**What you should do**
Collect each line holding the string "check".
__________
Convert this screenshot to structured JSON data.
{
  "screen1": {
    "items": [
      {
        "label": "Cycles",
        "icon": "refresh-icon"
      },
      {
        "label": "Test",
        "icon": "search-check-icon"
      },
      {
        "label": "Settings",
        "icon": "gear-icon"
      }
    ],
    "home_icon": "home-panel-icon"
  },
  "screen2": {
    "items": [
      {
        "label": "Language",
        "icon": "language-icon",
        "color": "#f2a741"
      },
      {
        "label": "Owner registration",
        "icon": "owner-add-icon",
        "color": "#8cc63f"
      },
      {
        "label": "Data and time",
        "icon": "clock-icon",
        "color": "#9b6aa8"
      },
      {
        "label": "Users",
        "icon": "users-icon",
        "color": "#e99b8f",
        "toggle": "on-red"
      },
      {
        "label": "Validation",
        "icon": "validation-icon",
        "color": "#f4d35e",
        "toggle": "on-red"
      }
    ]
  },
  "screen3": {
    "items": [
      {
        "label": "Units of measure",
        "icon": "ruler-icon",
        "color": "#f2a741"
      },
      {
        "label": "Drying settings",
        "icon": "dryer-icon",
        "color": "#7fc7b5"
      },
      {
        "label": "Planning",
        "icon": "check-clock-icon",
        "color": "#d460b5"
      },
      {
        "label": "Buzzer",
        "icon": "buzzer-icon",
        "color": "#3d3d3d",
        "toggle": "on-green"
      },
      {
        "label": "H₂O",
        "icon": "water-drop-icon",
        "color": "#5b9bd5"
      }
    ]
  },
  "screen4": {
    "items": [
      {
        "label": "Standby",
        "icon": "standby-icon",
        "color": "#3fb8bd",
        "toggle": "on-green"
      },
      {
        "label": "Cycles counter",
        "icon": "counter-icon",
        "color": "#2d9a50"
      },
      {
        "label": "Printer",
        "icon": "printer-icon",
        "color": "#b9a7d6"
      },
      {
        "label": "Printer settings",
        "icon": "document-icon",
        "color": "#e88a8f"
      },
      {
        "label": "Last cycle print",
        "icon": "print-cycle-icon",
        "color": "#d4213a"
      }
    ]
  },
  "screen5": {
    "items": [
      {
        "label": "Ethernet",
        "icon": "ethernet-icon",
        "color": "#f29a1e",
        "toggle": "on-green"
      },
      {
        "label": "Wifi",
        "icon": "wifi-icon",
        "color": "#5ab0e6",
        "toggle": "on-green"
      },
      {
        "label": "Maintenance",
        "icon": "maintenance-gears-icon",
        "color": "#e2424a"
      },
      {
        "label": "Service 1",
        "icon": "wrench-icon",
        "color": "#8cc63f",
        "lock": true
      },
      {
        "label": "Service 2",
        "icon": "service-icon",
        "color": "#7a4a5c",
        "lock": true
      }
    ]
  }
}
__________
**Response below**
        "icon": "search-check-icon"
        "icon": "check-clock-icon",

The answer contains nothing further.